Task to carry out:
Lay out each of the entries below as a numbered list of its lines, skipping any blank lines. Leave the pictures out of your answer.
# Start of Input rows
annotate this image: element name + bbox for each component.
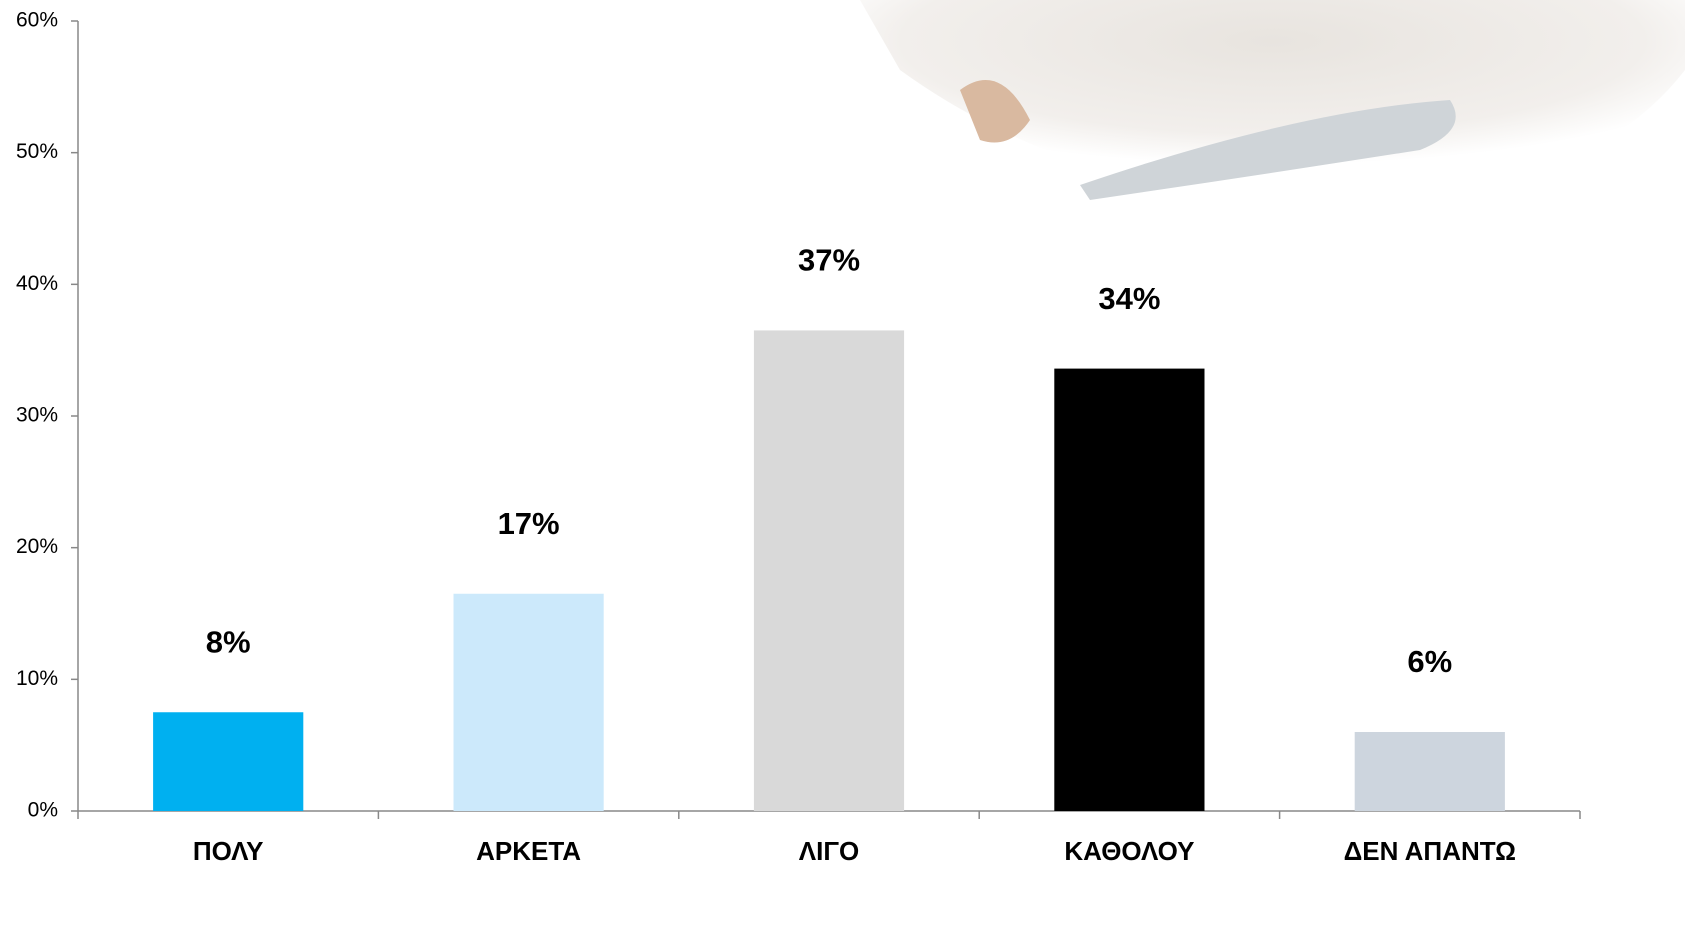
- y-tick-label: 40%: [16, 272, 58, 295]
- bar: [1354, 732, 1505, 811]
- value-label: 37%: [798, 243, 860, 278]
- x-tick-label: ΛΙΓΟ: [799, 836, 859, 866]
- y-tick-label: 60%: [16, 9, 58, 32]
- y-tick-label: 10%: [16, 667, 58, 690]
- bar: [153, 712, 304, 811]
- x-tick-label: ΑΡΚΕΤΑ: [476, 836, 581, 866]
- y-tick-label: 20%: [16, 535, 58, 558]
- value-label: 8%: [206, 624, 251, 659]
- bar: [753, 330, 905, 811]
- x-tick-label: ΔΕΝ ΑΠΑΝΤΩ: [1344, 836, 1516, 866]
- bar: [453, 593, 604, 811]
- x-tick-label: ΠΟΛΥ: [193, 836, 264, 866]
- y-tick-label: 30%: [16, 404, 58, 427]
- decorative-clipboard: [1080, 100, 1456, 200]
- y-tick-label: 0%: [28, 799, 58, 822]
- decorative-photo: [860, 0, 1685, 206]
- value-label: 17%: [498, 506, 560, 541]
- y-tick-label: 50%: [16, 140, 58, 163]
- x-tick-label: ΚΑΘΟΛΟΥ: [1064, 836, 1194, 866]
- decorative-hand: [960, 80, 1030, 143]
# End of Input rows
Output of the task:
1. annotate this image: element name + bbox for each component.
2. - y-tick-label: 40%: [16, 272, 58, 295]
3. - bar: [1354, 732, 1505, 811]
4. - value-label: 37%: [798, 243, 860, 278]
5. - x-tick-label: ΛΙΓΟ: [799, 836, 859, 866]
6. - y-tick-label: 60%: [16, 9, 58, 32]
7. - y-tick-label: 10%: [16, 667, 58, 690]
8. - bar: [153, 712, 304, 811]
9. - x-tick-label: ΑΡΚΕΤΑ: [476, 836, 581, 866]
10. - y-tick-label: 20%: [16, 535, 58, 558]
11. - value-label: 8%: [206, 624, 251, 659]
12. - bar: [753, 330, 905, 811]
13. - x-tick-label: ΔΕΝ ΑΠΑΝΤΩ: [1344, 836, 1516, 866]
14. - bar: [453, 593, 604, 811]
15. - x-tick-label: ΠΟΛΥ: [193, 836, 264, 866]
16. - y-tick-label: 30%: [16, 404, 58, 427]
17. - decorative-clipboard: [1080, 100, 1456, 200]
18. - y-tick-label: 0%: [28, 799, 58, 822]
19. - decorative-photo: [860, 0, 1685, 206]
20. - value-label: 17%: [498, 506, 560, 541]
21. - y-tick-label: 50%: [16, 140, 58, 163]
22. - x-tick-label: ΚΑΘΟΛΟΥ: [1064, 836, 1194, 866]
23. - decorative-hand: [960, 80, 1030, 143]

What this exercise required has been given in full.